§ TASK OBJECTIVE
Extract every entry word for word.

[Extracted data entries]
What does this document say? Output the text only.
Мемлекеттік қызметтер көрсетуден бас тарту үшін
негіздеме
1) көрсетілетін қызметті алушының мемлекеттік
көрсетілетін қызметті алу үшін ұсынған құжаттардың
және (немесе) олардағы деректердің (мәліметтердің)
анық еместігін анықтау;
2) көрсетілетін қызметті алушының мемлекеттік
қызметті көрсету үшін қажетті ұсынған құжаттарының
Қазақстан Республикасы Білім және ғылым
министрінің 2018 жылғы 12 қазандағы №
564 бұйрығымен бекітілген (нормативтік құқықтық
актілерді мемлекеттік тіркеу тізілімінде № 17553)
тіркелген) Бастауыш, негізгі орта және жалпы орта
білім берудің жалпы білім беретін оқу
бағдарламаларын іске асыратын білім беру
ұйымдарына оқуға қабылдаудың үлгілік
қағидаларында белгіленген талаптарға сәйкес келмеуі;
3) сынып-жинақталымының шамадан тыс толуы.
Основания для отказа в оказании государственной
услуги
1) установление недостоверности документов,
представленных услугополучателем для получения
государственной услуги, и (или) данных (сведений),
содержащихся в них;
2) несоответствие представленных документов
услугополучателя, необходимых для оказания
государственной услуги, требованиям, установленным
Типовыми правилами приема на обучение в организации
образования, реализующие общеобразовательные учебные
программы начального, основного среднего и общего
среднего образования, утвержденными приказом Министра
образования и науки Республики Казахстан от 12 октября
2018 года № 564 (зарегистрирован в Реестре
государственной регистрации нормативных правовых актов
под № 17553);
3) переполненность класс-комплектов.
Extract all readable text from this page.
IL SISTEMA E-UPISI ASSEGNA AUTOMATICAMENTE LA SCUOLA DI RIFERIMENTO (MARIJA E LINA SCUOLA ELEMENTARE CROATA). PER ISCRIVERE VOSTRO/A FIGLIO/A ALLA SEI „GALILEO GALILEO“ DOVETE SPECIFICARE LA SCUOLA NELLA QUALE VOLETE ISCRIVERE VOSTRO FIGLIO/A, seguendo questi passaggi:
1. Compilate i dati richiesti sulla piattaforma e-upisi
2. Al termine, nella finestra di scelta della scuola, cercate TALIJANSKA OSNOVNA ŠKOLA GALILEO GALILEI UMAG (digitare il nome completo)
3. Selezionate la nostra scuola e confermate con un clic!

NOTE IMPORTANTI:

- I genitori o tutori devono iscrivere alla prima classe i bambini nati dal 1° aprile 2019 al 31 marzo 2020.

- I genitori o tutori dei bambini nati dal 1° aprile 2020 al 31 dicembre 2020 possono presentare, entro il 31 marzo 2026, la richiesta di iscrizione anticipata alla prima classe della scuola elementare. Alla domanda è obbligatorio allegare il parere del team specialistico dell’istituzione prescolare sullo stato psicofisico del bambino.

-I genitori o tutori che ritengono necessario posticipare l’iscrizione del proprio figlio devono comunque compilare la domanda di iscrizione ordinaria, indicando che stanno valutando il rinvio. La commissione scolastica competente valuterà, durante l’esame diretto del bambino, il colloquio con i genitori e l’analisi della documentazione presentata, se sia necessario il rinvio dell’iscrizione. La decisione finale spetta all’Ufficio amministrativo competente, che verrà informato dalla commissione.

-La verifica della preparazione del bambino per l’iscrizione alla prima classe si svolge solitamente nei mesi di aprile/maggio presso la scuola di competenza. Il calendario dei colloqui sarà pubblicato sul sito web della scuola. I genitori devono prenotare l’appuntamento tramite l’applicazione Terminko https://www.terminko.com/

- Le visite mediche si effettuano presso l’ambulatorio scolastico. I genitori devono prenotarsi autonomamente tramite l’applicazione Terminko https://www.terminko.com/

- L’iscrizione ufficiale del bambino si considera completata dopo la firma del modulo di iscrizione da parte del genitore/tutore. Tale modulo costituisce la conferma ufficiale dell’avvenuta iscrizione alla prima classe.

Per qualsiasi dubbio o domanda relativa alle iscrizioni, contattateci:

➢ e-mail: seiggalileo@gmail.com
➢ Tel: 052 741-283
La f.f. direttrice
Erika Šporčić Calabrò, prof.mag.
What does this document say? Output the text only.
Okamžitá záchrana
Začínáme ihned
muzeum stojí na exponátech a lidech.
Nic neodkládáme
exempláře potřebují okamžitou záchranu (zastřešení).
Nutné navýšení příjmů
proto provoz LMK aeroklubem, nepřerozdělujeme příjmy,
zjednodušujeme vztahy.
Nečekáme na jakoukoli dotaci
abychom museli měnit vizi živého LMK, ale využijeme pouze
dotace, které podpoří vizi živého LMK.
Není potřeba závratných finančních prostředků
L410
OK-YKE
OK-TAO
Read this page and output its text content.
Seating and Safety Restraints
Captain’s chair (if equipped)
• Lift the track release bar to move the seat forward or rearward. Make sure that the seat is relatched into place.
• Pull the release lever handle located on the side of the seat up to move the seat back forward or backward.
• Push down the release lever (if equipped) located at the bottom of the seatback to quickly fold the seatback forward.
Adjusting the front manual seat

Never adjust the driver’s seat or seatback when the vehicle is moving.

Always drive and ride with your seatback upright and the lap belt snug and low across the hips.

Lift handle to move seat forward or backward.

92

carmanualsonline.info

§ RESULT FOR THIS TASK
What does this document say? Output the text only.
Мемлекеттік қызметтер көрсетуден бас тарту үшін
негіздеме
1) көрсетілетін қызметті алушының мемлекеттік
көрсетілетін қызметті алу үшін ұсынған құжаттардың
және (немесе) олардағы деректердің (мәліметтердің)
анық еместігін анықтау;
2) көрсетілетін қызметті алушының мемлекеттік
қызметті көрсету үшін қажетті ұсынған құжаттарының
Қазақстан Республикасы Білім және ғылым
министрінің 2018 жылғы 12 қазандағы №
564 бұйрығымен бекітілген (нормативтік құқықтық
актілерді мемлекеттік тіркеу тізілімінде № 17553)
тіркелген) Бастауыш, негізгі орта және жалпы орта
білім берудің жалпы білім беретін оқу
бағдарламаларын іске асыратын білім беру
ұйымдарына оқуға қабылдаудың үлгілік
қағидаларында белгіленген талаптарға сәйкес келмеуі;
3) сынып-жинақталымының шамадан тыс толуы.
Основания для отказа в оказании государственной
услуги
1) установление недостоверности документов,
представленных услугополучателем для получения
государственной услуги, и (или) данных (сведений),
содержащихся в них;
2) несоответствие представленных документов
услугополучателя, необходимых для оказания
государственной услуги, требованиям, установленным
Типовыми правилами приема на обучение в организации
образования, реализующие общеобразовательные учебные
программы начального, основного среднего и общего
среднего образования, утвержденными приказом Министра
образования и науки Республики Казахстан от 12 октября
2018 года № 564 (зарегистрирован в Реестре
государственной регистрации нормативных правовых актов
под № 17553);
3) переполненность класс-комплектов.
Extract all readable text from this page.
IL SISTEMA E-UPISI ASSEGNA AUTOMATICAMENTE LA SCUOLA DI RIFERIMENTO (MARIJA E LINA SCUOLA ELEMENTARE CROATA). PER ISCRIVERE VOSTRO/A FIGLIO/A ALLA SEI „GALILEO GALILEO“ DOVETE SPECIFICARE LA SCUOLA NELLA QUALE VOLETE ISCRIVERE VOSTRO FIGLIO/A, seguendo questi passaggi:
1. Compilate i dati richiesti sulla piattaforma e-upisi
2. Al termine, nella finestra di scelta della scuola, cercate TALIJANSKA OSNOVNA ŠKOLA GALILEO GALILEI UMAG (digitare il nome completo)
3. Selezionate la nostra scuola e confermate con un clic!

NOTE IMPORTANTI:

- I genitori o tutori devono iscrivere alla prima classe i bambini nati dal 1° aprile 2019 al 31 marzo 2020.

- I genitori o tutori dei bambini nati dal 1° aprile 2020 al 31 dicembre 2020 possono presentare, entro il 31 marzo 2026, la richiesta di iscrizione anticipata alla prima classe della scuola elementare. Alla domanda è obbligatorio allegare il parere del team specialistico dell’istituzione prescolare sullo stato psicofisico del bambino.

-I genitori o tutori che ritengono necessario posticipare l’iscrizione del proprio figlio devono comunque compilare la domanda di iscrizione ordinaria, indicando che stanno valutando il rinvio. La commissione scolastica competente valuterà, durante l’esame diretto del bambino, il colloquio con i genitori e l’analisi della documentazione presentata, se sia necessario il rinvio dell’iscrizione. La decisione finale spetta all’Ufficio amministrativo competente, che verrà informato dalla commissione.

-La verifica della preparazione del bambino per l’iscrizione alla prima classe si svolge solitamente nei mesi di aprile/maggio presso la scuola di competenza. Il calendario dei colloqui sarà pubblicato sul sito web della scuola. I genitori devono prenotare l’appuntamento tramite l’applicazione Terminko https://www.terminko.com/

- Le visite mediche si effettuano presso l’ambulatorio scolastico. I genitori devono prenotarsi autonomamente tramite l’applicazione Terminko https://www.terminko.com/

- L’iscrizione ufficiale del bambino si considera completata dopo la firma del modulo di iscrizione da parte del genitore/tutore. Tale modulo costituisce la conferma ufficiale dell’avvenuta iscrizione alla prima classe.

Per qualsiasi dubbio o domanda relativa alle iscrizioni, contattateci:

➢ e-mail: seiggalileo@gmail.com
➢ Tel: 052 741-283
La f.f. direttrice
Erika Šporčić Calabrò, prof.mag.
What does this document say? Output the text only.
Okamžitá záchrana
Začínáme ihned
muzeum stojí na exponátech a lidech.
Nic neodkládáme
exempláře potřebují okamžitou záchranu (zastřešení).
Nutné navýšení příjmů
proto provoz LMK aeroklubem, nepřerozdělujeme příjmy,
zjednodušujeme vztahy.
Nečekáme na jakoukoli dotaci
abychom museli měnit vizi živého LMK, ale využijeme pouze
dotace, které podpoří vizi živého LMK.
Není potřeba závratných finančních prostředků
L410
OK-YKE
OK-TAO
Read this page and output its text content.
Seating and Safety Restraints
Captain’s chair (if equipped)
• Lift the track release bar to move the seat forward or rearward. Make sure that the seat is relatched into place.
• Pull the release lever handle located on the side of the seat up to move the seat back forward or backward.
• Push down the release lever (if equipped) located at the bottom of the seatback to quickly fold the seatback forward.
Adjusting the front manual seat

Never adjust the driver’s seat or seatback when the vehicle is moving.

Always drive and ride with your seatback upright and the lap belt snug and low across the hips.

Lift handle to move seat forward or backward.

92

carmanualsonline.info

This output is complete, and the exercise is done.